### Records shown

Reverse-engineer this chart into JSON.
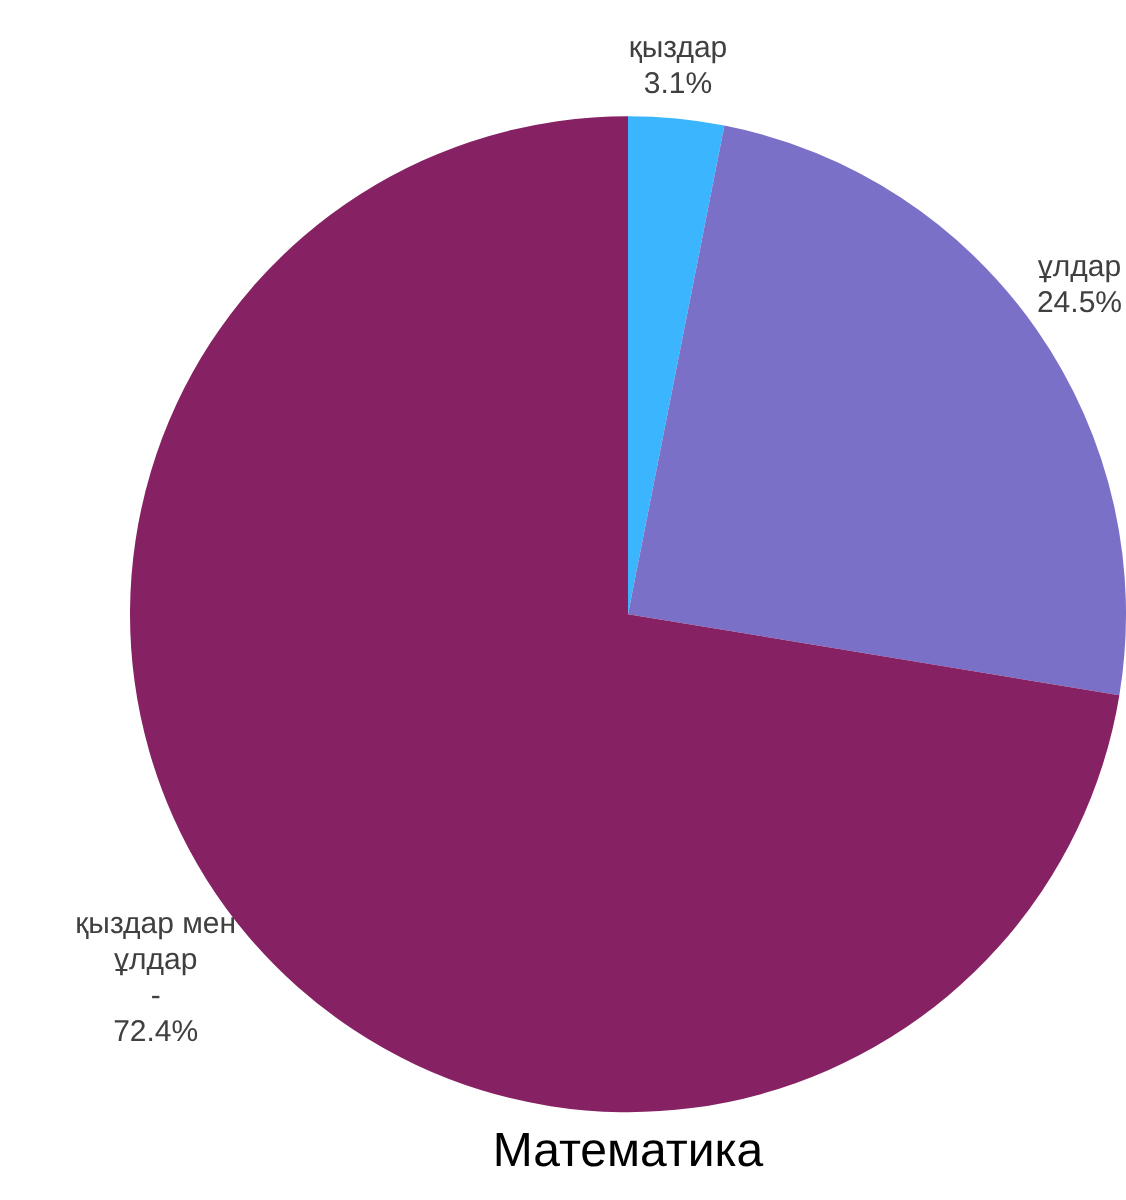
{
  "chart_data": {
    "type": "pie",
    "title": "Математика",
    "categories": [
      "қыздар",
      "ұлдар",
      "қыздар мен ұлдар\n-"
    ],
    "values": [
      3.1,
      24.5,
      72.4
    ],
    "colors": [
      "#3bb5fd",
      "#7b70c8",
      "#862264"
    ],
    "value_labels": [
      "3.1%",
      "24.5%",
      "72.4%"
    ]
  }
}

### Exercise details
In the copy, include all records verbatim but no images.

### Expected output
Reverse-engineer this chart into JSON.
{
  "chart_data": {
    "type": "pie",
    "title": "Математика",
    "categories": [
      "қыздар",
      "ұлдар",
      "қыздар мен ұлдар\n-"
    ],
    "values": [
      3.1,
      24.5,
      72.4
    ],
    "colors": [
      "#3bb5fd",
      "#7b70c8",
      "#862264"
    ],
    "value_labels": [
      "3.1%",
      "24.5%",
      "72.4%"
    ]
  }
}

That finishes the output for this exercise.